— Task directions —
Print all entries word for word.

===== Stored records

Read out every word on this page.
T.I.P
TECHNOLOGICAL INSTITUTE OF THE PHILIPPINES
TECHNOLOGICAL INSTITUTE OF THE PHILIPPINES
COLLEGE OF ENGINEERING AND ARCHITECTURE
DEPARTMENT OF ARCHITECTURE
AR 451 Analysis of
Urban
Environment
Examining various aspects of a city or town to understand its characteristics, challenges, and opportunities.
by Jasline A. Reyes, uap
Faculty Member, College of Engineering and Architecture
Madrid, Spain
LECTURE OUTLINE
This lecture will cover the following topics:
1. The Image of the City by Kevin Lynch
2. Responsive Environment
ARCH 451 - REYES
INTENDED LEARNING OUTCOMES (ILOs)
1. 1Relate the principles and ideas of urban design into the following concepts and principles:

==========

— Solution below —
Read out every word on this page.
T.I.P
TECHNOLOGICAL INSTITUTE OF THE PHILIPPINES
TECHNOLOGICAL INSTITUTE OF THE PHILIPPINES
COLLEGE OF ENGINEERING AND ARCHITECTURE
DEPARTMENT OF ARCHITECTURE
AR 451 Analysis of
Urban
Environment
Examining various aspects of a city or town to understand its characteristics, challenges, and opportunities.
by Jasline A. Reyes, uap
Faculty Member, College of Engineering and Architecture
Madrid, Spain
LECTURE OUTLINE
This lecture will cover the following topics:
1. The Image of the City by Kevin Lynch
2. Responsive Environment
ARCH 451 - REYES
INTENDED LEARNING OUTCOMES (ILOs)
1. 1Relate the principles and ideas of urban design into the following concepts and principles:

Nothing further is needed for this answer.